» **PROBLEM STATEMENT**:
Count how many lines in the material below hold the word "Universitas"; the reply is that number alone.

── DATASET

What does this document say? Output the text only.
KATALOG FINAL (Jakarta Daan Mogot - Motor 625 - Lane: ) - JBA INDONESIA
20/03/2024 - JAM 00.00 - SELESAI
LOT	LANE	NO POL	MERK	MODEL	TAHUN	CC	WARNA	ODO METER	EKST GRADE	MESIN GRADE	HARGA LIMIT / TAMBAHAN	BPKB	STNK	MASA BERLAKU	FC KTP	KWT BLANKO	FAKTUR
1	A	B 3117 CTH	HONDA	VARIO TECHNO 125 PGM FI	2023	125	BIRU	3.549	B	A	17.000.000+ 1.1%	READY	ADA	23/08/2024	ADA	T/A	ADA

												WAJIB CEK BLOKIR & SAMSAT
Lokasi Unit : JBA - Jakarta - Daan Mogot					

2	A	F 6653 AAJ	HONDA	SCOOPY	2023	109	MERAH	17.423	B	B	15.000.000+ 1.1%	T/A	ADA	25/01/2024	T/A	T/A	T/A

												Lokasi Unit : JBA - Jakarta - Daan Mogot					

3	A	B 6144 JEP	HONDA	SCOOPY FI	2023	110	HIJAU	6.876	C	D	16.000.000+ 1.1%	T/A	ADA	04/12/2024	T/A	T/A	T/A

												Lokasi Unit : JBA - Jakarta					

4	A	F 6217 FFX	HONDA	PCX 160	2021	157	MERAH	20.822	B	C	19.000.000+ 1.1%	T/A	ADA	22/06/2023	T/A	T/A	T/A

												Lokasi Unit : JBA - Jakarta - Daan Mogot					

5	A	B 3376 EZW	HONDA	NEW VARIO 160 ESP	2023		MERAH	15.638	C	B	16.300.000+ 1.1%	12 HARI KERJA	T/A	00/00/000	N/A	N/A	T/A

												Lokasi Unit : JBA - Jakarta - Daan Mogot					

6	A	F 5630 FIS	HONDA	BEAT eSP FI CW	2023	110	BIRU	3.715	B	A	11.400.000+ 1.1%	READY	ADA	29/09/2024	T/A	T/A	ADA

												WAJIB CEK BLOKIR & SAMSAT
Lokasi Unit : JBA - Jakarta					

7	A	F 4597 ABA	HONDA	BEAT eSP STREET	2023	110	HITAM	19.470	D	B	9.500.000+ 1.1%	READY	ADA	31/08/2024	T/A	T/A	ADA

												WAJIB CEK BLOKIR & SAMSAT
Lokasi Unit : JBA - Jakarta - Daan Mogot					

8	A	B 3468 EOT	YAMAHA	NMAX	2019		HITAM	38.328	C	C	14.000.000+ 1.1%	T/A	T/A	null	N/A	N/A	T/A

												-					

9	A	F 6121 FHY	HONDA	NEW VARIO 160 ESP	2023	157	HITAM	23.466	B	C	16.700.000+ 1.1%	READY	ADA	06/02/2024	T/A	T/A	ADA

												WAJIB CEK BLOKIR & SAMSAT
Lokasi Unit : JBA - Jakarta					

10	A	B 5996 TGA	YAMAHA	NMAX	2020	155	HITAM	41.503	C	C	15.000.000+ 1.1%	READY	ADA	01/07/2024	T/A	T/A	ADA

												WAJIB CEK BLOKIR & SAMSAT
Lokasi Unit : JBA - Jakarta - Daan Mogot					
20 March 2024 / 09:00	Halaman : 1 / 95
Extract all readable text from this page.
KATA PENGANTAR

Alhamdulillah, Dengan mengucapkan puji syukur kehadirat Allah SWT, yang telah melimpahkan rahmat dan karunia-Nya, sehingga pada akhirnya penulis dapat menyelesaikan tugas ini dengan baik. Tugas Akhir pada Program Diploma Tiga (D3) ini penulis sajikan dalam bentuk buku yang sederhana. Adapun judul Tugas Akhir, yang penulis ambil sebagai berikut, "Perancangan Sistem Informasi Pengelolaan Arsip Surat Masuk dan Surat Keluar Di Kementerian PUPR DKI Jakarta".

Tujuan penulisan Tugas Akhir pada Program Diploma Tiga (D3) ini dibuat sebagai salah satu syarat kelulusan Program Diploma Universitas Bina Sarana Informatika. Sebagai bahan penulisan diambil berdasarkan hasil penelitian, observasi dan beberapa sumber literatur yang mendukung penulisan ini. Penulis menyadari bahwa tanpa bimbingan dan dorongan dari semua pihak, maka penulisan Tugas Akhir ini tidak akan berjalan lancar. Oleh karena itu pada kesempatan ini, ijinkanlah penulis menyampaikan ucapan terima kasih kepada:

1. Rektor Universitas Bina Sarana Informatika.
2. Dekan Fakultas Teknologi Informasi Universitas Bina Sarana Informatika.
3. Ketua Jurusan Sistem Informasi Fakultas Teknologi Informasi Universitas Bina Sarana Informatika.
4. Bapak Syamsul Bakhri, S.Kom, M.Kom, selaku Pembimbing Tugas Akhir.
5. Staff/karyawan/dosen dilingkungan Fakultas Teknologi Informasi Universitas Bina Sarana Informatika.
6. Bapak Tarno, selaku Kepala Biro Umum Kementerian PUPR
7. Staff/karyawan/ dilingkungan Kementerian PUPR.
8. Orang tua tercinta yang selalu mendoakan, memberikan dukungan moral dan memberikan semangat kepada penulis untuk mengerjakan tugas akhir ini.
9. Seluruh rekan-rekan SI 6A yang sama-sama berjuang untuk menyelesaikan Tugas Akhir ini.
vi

────

» **SOLVED EXERCISE**:
5